*Exercise goal*.
Produce an exact transcription of the listing below, omitting the pictures.

*Data records*.
----------

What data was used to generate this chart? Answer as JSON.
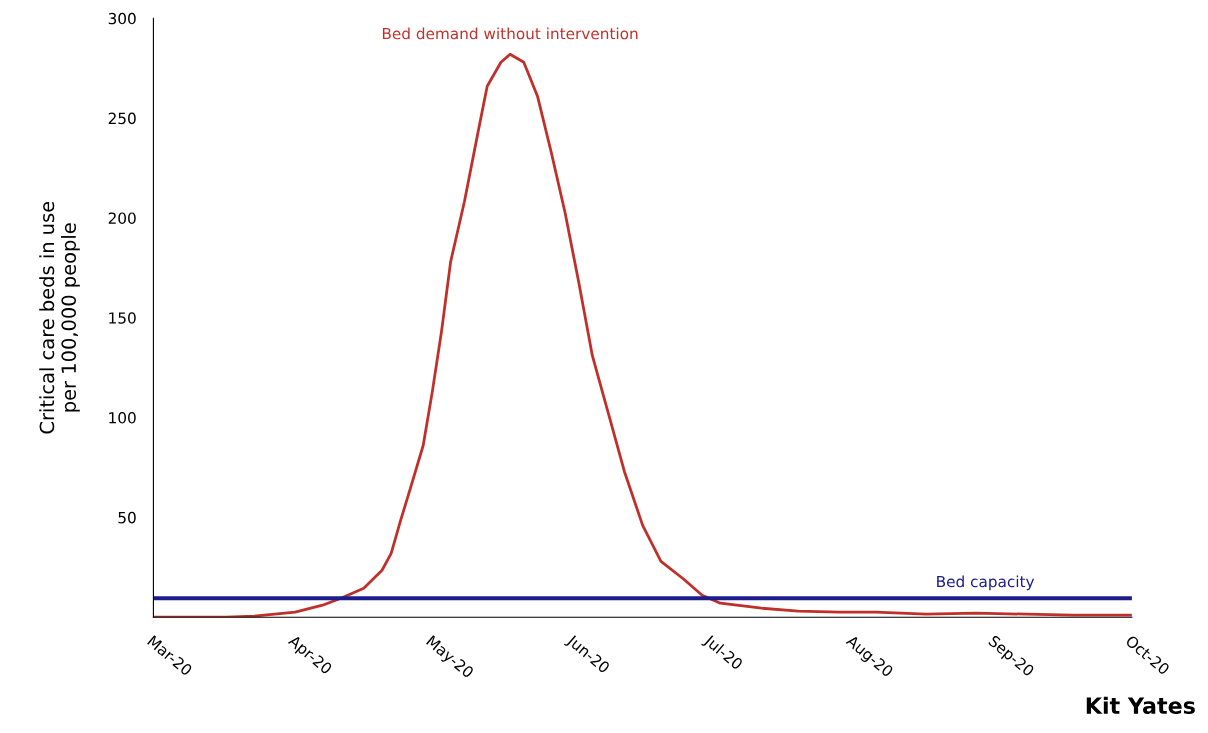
{
  "chart_data": {
    "type": "line",
    "ylabel": "Critical care beds in use\nper 100,000 people",
    "x": [
      "2020-03-01",
      "2020-03-17",
      "2020-03-23",
      "2020-04-01",
      "2020-04-07",
      "2020-04-11",
      "2020-04-16",
      "2020-04-20",
      "2020-04-22",
      "2020-04-24",
      "2020-04-26",
      "2020-04-29",
      "2020-05-01",
      "2020-05-03",
      "2020-05-05",
      "2020-05-08",
      "2020-05-11",
      "2020-05-13",
      "2020-05-16",
      "2020-05-18",
      "2020-05-21",
      "2020-05-24",
      "2020-05-27",
      "2020-05-30",
      "2020-06-02",
      "2020-06-05",
      "2020-06-09",
      "2020-06-12",
      "2020-06-16",
      "2020-06-20",
      "2020-06-25",
      "2020-06-29",
      "2020-07-03",
      "2020-07-12",
      "2020-07-20",
      "2020-07-29",
      "2020-08-06",
      "2020-08-17",
      "2020-08-28",
      "2020-09-08",
      "2020-09-18",
      "2020-10-01"
    ],
    "series": [
      {
        "name": "Bed demand without intervention",
        "color": "#c0302a",
        "values": [
          0,
          0,
          0.5,
          2.5,
          6,
          9.5,
          14.5,
          23.5,
          32,
          48,
          63,
          86,
          113,
          143,
          178,
          208,
          243,
          266,
          278,
          282,
          278,
          261,
          233,
          203,
          168,
          131,
          98,
          73,
          46,
          28,
          19,
          11,
          7,
          4.5,
          3,
          2.5,
          2.5,
          1.5,
          2,
          1.5,
          1,
          1
        ]
      }
    ],
    "xlim": [
      "2020-03-01",
      "2020-10-01"
    ],
    "xticks": [
      {
        "value": "2020-03-01",
        "label": "Mar-20"
      },
      {
        "value": "2020-04-01",
        "label": "Apr-20"
      },
      {
        "value": "2020-05-01",
        "label": "May-20"
      },
      {
        "value": "2020-06-01",
        "label": "Jun-20"
      },
      {
        "value": "2020-07-01",
        "label": "Jul-20"
      },
      {
        "value": "2020-08-01",
        "label": "Aug-20"
      },
      {
        "value": "2020-09-01",
        "label": "Sep-20"
      },
      {
        "value": "2020-10-01",
        "label": "Oct-20"
      }
    ],
    "ylim": [
      0,
      300
    ],
    "yticks": [
      50,
      100,
      150,
      200,
      250,
      300
    ],
    "ref_lines": [
      {
        "axis": "y",
        "value": 9.5,
        "label": "Bed capacity",
        "color": "#1c1c8c"
      }
    ],
    "annotations": [
      "Kit Yates"
    ],
    "grid": false,
    "legend": false,
    "marker": "none",
    "line_style": "solid"
  }
}
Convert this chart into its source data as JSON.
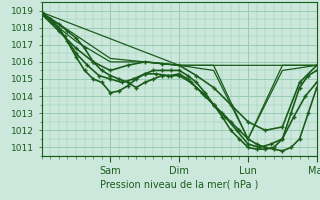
{
  "bg_color": "#cce8dc",
  "grid_color": "#99ccb3",
  "line_color": "#1a5c1a",
  "xlabel_text": "Pression niveau de la mer( hPa )",
  "day_labels": [
    "Sam",
    "Dim",
    "Lun",
    "Mar"
  ],
  "ylim": [
    1010.5,
    1019.5
  ],
  "yticks": [
    1011,
    1012,
    1013,
    1014,
    1015,
    1016,
    1017,
    1018,
    1019
  ],
  "xlim": [
    0,
    96
  ],
  "day_positions": [
    24,
    48,
    72,
    96
  ],
  "series": [
    {
      "x": [
        0,
        3,
        6,
        9,
        12,
        15,
        18,
        21,
        24,
        27,
        30,
        33,
        36,
        39,
        42,
        45,
        48,
        51,
        54,
        57,
        60,
        63,
        66,
        69,
        72,
        75,
        78,
        81,
        84,
        87,
        90,
        93,
        96
      ],
      "y": [
        1018.8,
        1018.5,
        1018.2,
        1017.8,
        1017.4,
        1016.8,
        1016.0,
        1015.5,
        1015.2,
        1015.0,
        1014.8,
        1014.5,
        1014.8,
        1015.0,
        1015.2,
        1015.2,
        1015.3,
        1015.0,
        1014.5,
        1014.0,
        1013.5,
        1013.0,
        1012.5,
        1012.0,
        1011.5,
        1011.2,
        1011.0,
        1010.9,
        1010.8,
        1011.0,
        1011.5,
        1013.0,
        1014.5
      ],
      "marker": "+",
      "lw": 1.2,
      "ms": 3.5
    },
    {
      "x": [
        0,
        4,
        8,
        12,
        16,
        20,
        24,
        28,
        32,
        36,
        40,
        44,
        48,
        52,
        56,
        60,
        64,
        68,
        72,
        76,
        80,
        84,
        88,
        92,
        96
      ],
      "y": [
        1018.8,
        1018.3,
        1017.5,
        1016.5,
        1015.8,
        1015.2,
        1015.0,
        1014.8,
        1015.0,
        1015.3,
        1015.3,
        1015.2,
        1015.2,
        1014.8,
        1014.2,
        1013.5,
        1012.8,
        1012.0,
        1011.2,
        1011.0,
        1011.2,
        1011.5,
        1012.8,
        1014.0,
        1014.8
      ],
      "marker": "+",
      "lw": 1.2,
      "ms": 3.5
    },
    {
      "x": [
        0,
        3,
        6,
        9,
        12,
        15,
        18,
        21,
        24,
        27,
        30,
        33,
        36,
        39,
        42,
        45,
        48,
        51,
        54,
        57,
        60,
        63,
        66,
        69,
        72,
        75,
        78,
        81,
        84,
        87,
        90,
        93,
        96
      ],
      "y": [
        1018.9,
        1018.5,
        1018.0,
        1017.2,
        1016.3,
        1015.5,
        1015.0,
        1014.8,
        1014.2,
        1014.3,
        1014.6,
        1015.0,
        1015.3,
        1015.5,
        1015.5,
        1015.5,
        1015.5,
        1015.2,
        1014.8,
        1014.2,
        1013.5,
        1012.8,
        1012.0,
        1011.5,
        1011.0,
        1010.9,
        1010.9,
        1011.0,
        1011.5,
        1013.0,
        1014.5,
        1015.2,
        1015.5
      ],
      "marker": "+",
      "lw": 1.2,
      "ms": 3.5
    },
    {
      "x": [
        0,
        6,
        12,
        18,
        24,
        30,
        36,
        42,
        48,
        54,
        60,
        66,
        72,
        78,
        84,
        90,
        96
      ],
      "y": [
        1018.8,
        1017.8,
        1016.8,
        1016.0,
        1015.5,
        1015.8,
        1016.0,
        1015.9,
        1015.8,
        1015.2,
        1014.5,
        1013.5,
        1012.5,
        1012.0,
        1012.2,
        1014.8,
        1015.8
      ],
      "marker": "+",
      "lw": 1.2,
      "ms": 3.5
    },
    {
      "x": [
        0,
        12,
        24,
        36,
        48,
        60,
        72,
        84,
        96
      ],
      "y": [
        1018.8,
        1017.2,
        1016.0,
        1016.0,
        1015.8,
        1015.5,
        1011.5,
        1015.5,
        1015.8
      ],
      "marker": null,
      "lw": 0.9,
      "ms": 0
    },
    {
      "x": [
        0,
        24,
        48,
        60,
        72,
        84,
        96
      ],
      "y": [
        1018.9,
        1016.2,
        1015.8,
        1015.8,
        1011.5,
        1015.8,
        1015.8
      ],
      "marker": null,
      "lw": 0.9,
      "ms": 0
    },
    {
      "x": [
        0,
        48,
        72,
        96
      ],
      "y": [
        1018.9,
        1015.8,
        1015.8,
        1015.8
      ],
      "marker": null,
      "lw": 0.9,
      "ms": 0
    }
  ]
}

----------

*Expected output*.
What data was used to generate this chart? Answer as JSON.
{
  "chart_data": {
    "type": "line",
    "ylabel": "Critical care beds in use\nper 100,000 people",
    "x": [
      "2020-03-01",
      "2020-03-17",
      "2020-03-23",
      "2020-04-01",
      "2020-04-07",
      "2020-04-11",
      "2020-04-16",
      "2020-04-20",
      "2020-04-22",
      "2020-04-24",
      "2020-04-26",
      "2020-04-29",
      "2020-05-01",
      "2020-05-03",
      "2020-05-05",
      "2020-05-08",
      "2020-05-11",
      "2020-05-13",
      "2020-05-16",
      "2020-05-18",
      "2020-05-21",
      "2020-05-24",
      "2020-05-27",
      "2020-05-30",
      "2020-06-02",
      "2020-06-05",
      "2020-06-09",
      "2020-06-12",
      "2020-06-16",
      "2020-06-20",
      "2020-06-25",
      "2020-06-29",
      "2020-07-03",
      "2020-07-12",
      "2020-07-20",
      "2020-07-29",
      "2020-08-06",
      "2020-08-17",
      "2020-08-28",
      "2020-09-08",
      "2020-09-18",
      "2020-10-01"
    ],
    "series": [
      {
        "name": "Bed demand without intervention",
        "color": "#c0302a",
        "values": [
          0,
          0,
          0.5,
          2.5,
          6,
          9.5,
          14.5,
          23.5,
          32,
          48,
          63,
          86,
          113,
          143,
          178,
          208,
          243,
          266,
          278,
          282,
          278,
          261,
          233,
          203,
          168,
          131,
          98,
          73,
          46,
          28,
          19,
          11,
          7,
          4.5,
          3,
          2.5,
          2.5,
          1.5,
          2,
          1.5,
          1,
          1
        ]
      }
    ],
    "xlim": [
      "2020-03-01",
      "2020-10-01"
    ],
    "xticks": [
      {
        "value": "2020-03-01",
        "label": "Mar-20"
      },
      {
        "value": "2020-04-01",
        "label": "Apr-20"
      },
      {
        "value": "2020-05-01",
        "label": "May-20"
      },
      {
        "value": "2020-06-01",
        "label": "Jun-20"
      },
      {
        "value": "2020-07-01",
        "label": "Jul-20"
      },
      {
        "value": "2020-08-01",
        "label": "Aug-20"
      },
      {
        "value": "2020-09-01",
        "label": "Sep-20"
      },
      {
        "value": "2020-10-01",
        "label": "Oct-20"
      }
    ],
    "ylim": [
      0,
      300
    ],
    "yticks": [
      50,
      100,
      150,
      200,
      250,
      300
    ],
    "ref_lines": [
      {
        "axis": "y",
        "value": 9.5,
        "label": "Bed capacity",
        "color": "#1c1c8c"
      }
    ],
    "annotations": [
      "Kit Yates"
    ],
    "grid": false,
    "legend": false,
    "marker": "none",
    "line_style": "solid"
  }
}
Convert this chart into its source data as JSON.
{
  "bg_color": "#cce8dc",
  "grid_color": "#99ccb3",
  "line_color": "#1a5c1a",
  "xlabel_text": "Pression niveau de la mer( hPa )",
  "day_labels": [
    "Sam",
    "Dim",
    "Lun",
    "Mar"
  ],
  "ylim": [
    1010.5,
    1019.5
  ],
  "yticks": [
    1011,
    1012,
    1013,
    1014,
    1015,
    1016,
    1017,
    1018,
    1019
  ],
  "xlim": [
    0,
    96
  ],
  "day_positions": [
    24,
    48,
    72,
    96
  ],
  "series": [
    {
      "x": [
        0,
        3,
        6,
        9,
        12,
        15,
        18,
        21,
        24,
        27,
        30,
        33,
        36,
        39,
        42,
        45,
        48,
        51,
        54,
        57,
        60,
        63,
        66,
        69,
        72,
        75,
        78,
        81,
        84,
        87,
        90,
        93,
        96
      ],
      "y": [
        1018.8,
        1018.5,
        1018.2,
        1017.8,
        1017.4,
        1016.8,
        1016.0,
        1015.5,
        1015.2,
        1015.0,
        1014.8,
        1014.5,
        1014.8,
        1015.0,
        1015.2,
        1015.2,
        1015.3,
        1015.0,
        1014.5,
        1014.0,
        1013.5,
        1013.0,
        1012.5,
        1012.0,
        1011.5,
        1011.2,
        1011.0,
        1010.9,
        1010.8,
        1011.0,
        1011.5,
        1013.0,
        1014.5
      ],
      "marker": "+",
      "lw": 1.2,
      "ms": 3.5
    },
    {
      "x": [
        0,
        4,
        8,
        12,
        16,
        20,
        24,
        28,
        32,
        36,
        40,
        44,
        48,
        52,
        56,
        60,
        64,
        68,
        72,
        76,
        80,
        84,
        88,
        92,
        96
      ],
      "y": [
        1018.8,
        1018.3,
        1017.5,
        1016.5,
        1015.8,
        1015.2,
        1015.0,
        1014.8,
        1015.0,
        1015.3,
        1015.3,
        1015.2,
        1015.2,
        1014.8,
        1014.2,
        1013.5,
        1012.8,
        1012.0,
        1011.2,
        1011.0,
        1011.2,
        1011.5,
        1012.8,
        1014.0,
        1014.8
      ],
      "marker": "+",
      "lw": 1.2,
      "ms": 3.5
    },
    {
      "x": [
        0,
        3,
        6,
        9,
        12,
        15,
        18,
        21,
        24,
        27,
        30,
        33,
        36,
        39,
        42,
        45,
        48,
        51,
        54,
        57,
        60,
        63,
        66,
        69,
        72,
        75,
        78,
        81,
        84,
        87,
        90,
        93,
        96
      ],
      "y": [
        1018.9,
        1018.5,
        1018.0,
        1017.2,
        1016.3,
        1015.5,
        1015.0,
        1014.8,
        1014.2,
        1014.3,
        1014.6,
        1015.0,
        1015.3,
        1015.5,
        1015.5,
        1015.5,
        1015.5,
        1015.2,
        1014.8,
        1014.2,
        1013.5,
        1012.8,
        1012.0,
        1011.5,
        1011.0,
        1010.9,
        1010.9,
        1011.0,
        1011.5,
        1013.0,
        1014.5,
        1015.2,
        1015.5
      ],
      "marker": "+",
      "lw": 1.2,
      "ms": 3.5
    },
    {
      "x": [
        0,
        6,
        12,
        18,
        24,
        30,
        36,
        42,
        48,
        54,
        60,
        66,
        72,
        78,
        84,
        90,
        96
      ],
      "y": [
        1018.8,
        1017.8,
        1016.8,
        1016.0,
        1015.5,
        1015.8,
        1016.0,
        1015.9,
        1015.8,
        1015.2,
        1014.5,
        1013.5,
        1012.5,
        1012.0,
        1012.2,
        1014.8,
        1015.8
      ],
      "marker": "+",
      "lw": 1.2,
      "ms": 3.5
    },
    {
      "x": [
        0,
        12,
        24,
        36,
        48,
        60,
        72,
        84,
        96
      ],
      "y": [
        1018.8,
        1017.2,
        1016.0,
        1016.0,
        1015.8,
        1015.5,
        1011.5,
        1015.5,
        1015.8
      ],
      "marker": null,
      "lw": 0.9,
      "ms": 0
    },
    {
      "x": [
        0,
        24,
        48,
        60,
        72,
        84,
        96
      ],
      "y": [
        1018.9,
        1016.2,
        1015.8,
        1015.8,
        1011.5,
        1015.8,
        1015.8
      ],
      "marker": null,
      "lw": 0.9,
      "ms": 0
    },
    {
      "x": [
        0,
        48,
        72,
        96
      ],
      "y": [
        1018.9,
        1015.8,
        1015.8,
        1015.8
      ],
      "marker": null,
      "lw": 0.9,
      "ms": 0
    }
  ]
}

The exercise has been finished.